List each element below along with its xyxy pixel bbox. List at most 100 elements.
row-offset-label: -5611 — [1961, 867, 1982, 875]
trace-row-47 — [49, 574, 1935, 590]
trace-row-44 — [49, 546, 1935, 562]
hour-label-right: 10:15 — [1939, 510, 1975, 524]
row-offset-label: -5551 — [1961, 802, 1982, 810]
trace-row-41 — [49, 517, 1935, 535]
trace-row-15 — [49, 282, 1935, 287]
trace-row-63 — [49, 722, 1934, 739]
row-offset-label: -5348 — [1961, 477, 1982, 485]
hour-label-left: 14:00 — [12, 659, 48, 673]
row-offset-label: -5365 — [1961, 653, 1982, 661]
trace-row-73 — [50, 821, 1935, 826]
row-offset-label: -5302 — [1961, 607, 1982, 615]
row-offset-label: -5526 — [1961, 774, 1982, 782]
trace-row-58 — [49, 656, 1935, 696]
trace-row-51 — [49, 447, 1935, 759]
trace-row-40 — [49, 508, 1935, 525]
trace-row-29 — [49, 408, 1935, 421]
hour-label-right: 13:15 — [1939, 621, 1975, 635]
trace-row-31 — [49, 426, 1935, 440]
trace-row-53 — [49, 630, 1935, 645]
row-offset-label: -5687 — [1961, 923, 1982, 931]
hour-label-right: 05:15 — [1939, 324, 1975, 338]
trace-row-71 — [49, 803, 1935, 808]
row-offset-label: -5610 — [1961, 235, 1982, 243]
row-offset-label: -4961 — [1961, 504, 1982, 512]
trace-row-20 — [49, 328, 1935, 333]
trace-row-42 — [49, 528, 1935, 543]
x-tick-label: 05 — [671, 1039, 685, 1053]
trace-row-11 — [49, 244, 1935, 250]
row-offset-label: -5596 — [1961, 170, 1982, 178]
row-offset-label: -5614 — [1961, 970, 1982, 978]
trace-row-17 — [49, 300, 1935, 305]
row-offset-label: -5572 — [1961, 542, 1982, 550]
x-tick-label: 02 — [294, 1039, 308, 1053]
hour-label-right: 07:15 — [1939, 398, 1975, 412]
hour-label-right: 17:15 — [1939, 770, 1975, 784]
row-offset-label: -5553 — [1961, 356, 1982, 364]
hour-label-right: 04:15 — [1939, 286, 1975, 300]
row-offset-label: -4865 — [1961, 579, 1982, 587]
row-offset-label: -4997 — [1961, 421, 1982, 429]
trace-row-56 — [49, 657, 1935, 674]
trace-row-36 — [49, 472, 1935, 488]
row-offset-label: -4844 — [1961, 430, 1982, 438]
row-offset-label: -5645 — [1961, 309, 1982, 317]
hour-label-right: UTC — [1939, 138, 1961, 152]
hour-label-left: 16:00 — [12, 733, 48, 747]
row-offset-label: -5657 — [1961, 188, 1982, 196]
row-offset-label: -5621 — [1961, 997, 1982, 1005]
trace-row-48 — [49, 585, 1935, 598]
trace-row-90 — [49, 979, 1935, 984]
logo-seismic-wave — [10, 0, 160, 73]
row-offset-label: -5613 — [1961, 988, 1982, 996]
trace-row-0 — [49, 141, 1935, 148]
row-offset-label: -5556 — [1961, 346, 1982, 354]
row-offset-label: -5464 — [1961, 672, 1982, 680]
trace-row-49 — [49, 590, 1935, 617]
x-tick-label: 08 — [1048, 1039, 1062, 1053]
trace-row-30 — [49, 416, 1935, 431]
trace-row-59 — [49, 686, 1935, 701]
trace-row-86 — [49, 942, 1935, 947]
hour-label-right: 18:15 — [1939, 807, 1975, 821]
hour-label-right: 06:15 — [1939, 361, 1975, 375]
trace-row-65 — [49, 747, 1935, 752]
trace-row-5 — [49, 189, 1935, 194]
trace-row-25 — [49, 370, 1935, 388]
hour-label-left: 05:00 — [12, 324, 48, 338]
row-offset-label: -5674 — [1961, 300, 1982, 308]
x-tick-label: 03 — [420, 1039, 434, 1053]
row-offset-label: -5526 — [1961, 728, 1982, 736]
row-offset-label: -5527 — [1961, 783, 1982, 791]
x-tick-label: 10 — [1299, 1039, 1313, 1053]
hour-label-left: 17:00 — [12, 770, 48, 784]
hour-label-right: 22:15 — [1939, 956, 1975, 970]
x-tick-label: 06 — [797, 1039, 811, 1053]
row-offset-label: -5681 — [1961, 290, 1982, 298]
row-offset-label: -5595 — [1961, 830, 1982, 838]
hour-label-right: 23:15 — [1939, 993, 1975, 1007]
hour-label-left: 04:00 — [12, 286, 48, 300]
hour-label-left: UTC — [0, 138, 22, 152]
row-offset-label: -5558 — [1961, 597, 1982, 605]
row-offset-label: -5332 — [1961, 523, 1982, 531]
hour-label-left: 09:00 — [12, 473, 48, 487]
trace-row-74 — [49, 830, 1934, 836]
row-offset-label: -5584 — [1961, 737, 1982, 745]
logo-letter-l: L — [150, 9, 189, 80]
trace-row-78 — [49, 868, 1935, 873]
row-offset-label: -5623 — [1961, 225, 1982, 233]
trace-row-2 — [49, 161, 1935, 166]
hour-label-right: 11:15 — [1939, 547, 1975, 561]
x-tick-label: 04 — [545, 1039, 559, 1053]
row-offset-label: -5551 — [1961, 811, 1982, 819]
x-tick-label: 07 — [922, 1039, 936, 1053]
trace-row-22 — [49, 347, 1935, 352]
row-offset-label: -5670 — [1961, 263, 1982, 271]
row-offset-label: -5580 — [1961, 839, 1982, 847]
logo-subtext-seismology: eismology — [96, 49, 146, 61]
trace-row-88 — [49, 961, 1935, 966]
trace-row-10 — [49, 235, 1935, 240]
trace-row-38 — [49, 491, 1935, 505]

→ **Problem to work on**
Please give every line in the records above as a numbered list, leaving out any blank lines.

→ **Exercise answer**
1. List each element below along with its xyxy pixel bbox. List at most 100 elements.
2. row-offset-label: -5611 — [1961, 867, 1982, 875]
3. trace-row-47 — [49, 574, 1935, 590]
4. trace-row-44 — [49, 546, 1935, 562]
5. hour-label-right: 10:15 — [1939, 510, 1975, 524]
6. row-offset-label: -5551 — [1961, 802, 1982, 810]
7. trace-row-41 — [49, 517, 1935, 535]
8. trace-row-15 — [49, 282, 1935, 287]
9. trace-row-63 — [49, 722, 1934, 739]
10. row-offset-label: -5348 — [1961, 477, 1982, 485]
11. hour-label-left: 14:00 — [12, 659, 48, 673]
12. row-offset-label: -5365 — [1961, 653, 1982, 661]
13. trace-row-73 — [50, 821, 1935, 826]
14. row-offset-label: -5302 — [1961, 607, 1982, 615]
15. row-offset-label: -5526 — [1961, 774, 1982, 782]
16. trace-row-58 — [49, 656, 1935, 696]
17. trace-row-51 — [49, 447, 1935, 759]
18. trace-row-40 — [49, 508, 1935, 525]
19. trace-row-29 — [49, 408, 1935, 421]
20. hour-label-right: 13:15 — [1939, 621, 1975, 635]
21. trace-row-31 — [49, 426, 1935, 440]
22. trace-row-53 — [49, 630, 1935, 645]
23. row-offset-label: -5687 — [1961, 923, 1982, 931]
24. hour-label-right: 05:15 — [1939, 324, 1975, 338]
25. trace-row-71 — [49, 803, 1935, 808]
26. row-offset-label: -5610 — [1961, 235, 1982, 243]
27. row-offset-label: -4961 — [1961, 504, 1982, 512]
28. trace-row-20 — [49, 328, 1935, 333]
29. trace-row-42 — [49, 528, 1935, 543]
30. x-tick-label: 05 — [671, 1039, 685, 1053]
31. trace-row-11 — [49, 244, 1935, 250]
32. row-offset-label: -5596 — [1961, 170, 1982, 178]
33. row-offset-label: -5614 — [1961, 970, 1982, 978]
34. trace-row-17 — [49, 300, 1935, 305]
35. row-offset-label: -5572 — [1961, 542, 1982, 550]
36. x-tick-label: 02 — [294, 1039, 308, 1053]
37. hour-label-right: 07:15 — [1939, 398, 1975, 412]
38. hour-label-right: 17:15 — [1939, 770, 1975, 784]
39. row-offset-label: -5553 — [1961, 356, 1982, 364]
40. hour-label-right: 04:15 — [1939, 286, 1975, 300]
41. row-offset-label: -4865 — [1961, 579, 1982, 587]
42. row-offset-label: -4997 — [1961, 421, 1982, 429]
43. trace-row-56 — [49, 657, 1935, 674]
44. trace-row-36 — [49, 472, 1935, 488]
45. row-offset-label: -4844 — [1961, 430, 1982, 438]
46. row-offset-label: -5645 — [1961, 309, 1982, 317]
47. hour-label-right: UTC — [1939, 138, 1961, 152]
48. hour-label-left: 16:00 — [12, 733, 48, 747]
49. row-offset-label: -5657 — [1961, 188, 1982, 196]
50. row-offset-label: -5621 — [1961, 997, 1982, 1005]
51. trace-row-48 — [49, 585, 1935, 598]
52. trace-row-90 — [49, 979, 1935, 984]
53. logo-seismic-wave — [10, 0, 160, 73]
54. row-offset-label: -5613 — [1961, 988, 1982, 996]
55. trace-row-0 — [49, 141, 1935, 148]
56. row-offset-label: -5556 — [1961, 346, 1982, 354]
57. row-offset-label: -5464 — [1961, 672, 1982, 680]
58. trace-row-49 — [49, 590, 1935, 617]
59. x-tick-label: 08 — [1048, 1039, 1062, 1053]
60. trace-row-30 — [49, 416, 1935, 431]
61. trace-row-59 — [49, 686, 1935, 701]
62. trace-row-86 — [49, 942, 1935, 947]
63. hour-label-right: 18:15 — [1939, 807, 1975, 821]
64. hour-label-right: 06:15 — [1939, 361, 1975, 375]
65. trace-row-65 — [49, 747, 1935, 752]
66. trace-row-5 — [49, 189, 1935, 194]
67. trace-row-25 — [49, 370, 1935, 388]
68. hour-label-left: 05:00 — [12, 324, 48, 338]
69. row-offset-label: -5674 — [1961, 300, 1982, 308]
70. x-tick-label: 03 — [420, 1039, 434, 1053]
71. row-offset-label: -5526 — [1961, 728, 1982, 736]
72. row-offset-label: -5527 — [1961, 783, 1982, 791]
73. x-tick-label: 10 — [1299, 1039, 1313, 1053]
74. hour-label-left: 17:00 — [12, 770, 48, 784]
75. hour-label-right: 22:15 — [1939, 956, 1975, 970]
76. x-tick-label: 06 — [797, 1039, 811, 1053]
77. row-offset-label: -5681 — [1961, 290, 1982, 298]
78. row-offset-label: -5595 — [1961, 830, 1982, 838]
79. hour-label-right: 23:15 — [1939, 993, 1975, 1007]
80. hour-label-left: 04:00 — [12, 286, 48, 300]
81. hour-label-left: UTC — [0, 138, 22, 152]
82. row-offset-label: -5558 — [1961, 597, 1982, 605]
83. row-offset-label: -5332 — [1961, 523, 1982, 531]
84. hour-label-left: 09:00 — [12, 473, 48, 487]
85. trace-row-74 — [49, 830, 1934, 836]
86. row-offset-label: -5584 — [1961, 737, 1982, 745]
87. logo-letter-l: L — [150, 9, 189, 80]
88. trace-row-78 — [49, 868, 1935, 873]
89. row-offset-label: -5623 — [1961, 225, 1982, 233]
90. trace-row-2 — [49, 161, 1935, 166]
91. hour-label-right: 11:15 — [1939, 547, 1975, 561]
92. x-tick-label: 04 — [545, 1039, 559, 1053]
93. row-offset-label: -5551 — [1961, 811, 1982, 819]
94. x-tick-label: 07 — [922, 1039, 936, 1053]
95. trace-row-22 — [49, 347, 1935, 352]
96. row-offset-label: -5670 — [1961, 263, 1982, 271]
97. row-offset-label: -5580 — [1961, 839, 1982, 847]
98. logo-subtext-seismology: eismology — [96, 49, 146, 61]
99. trace-row-88 — [49, 961, 1935, 966]
100. trace-row-10 — [49, 235, 1935, 240]
101. trace-row-38 — [49, 491, 1935, 505]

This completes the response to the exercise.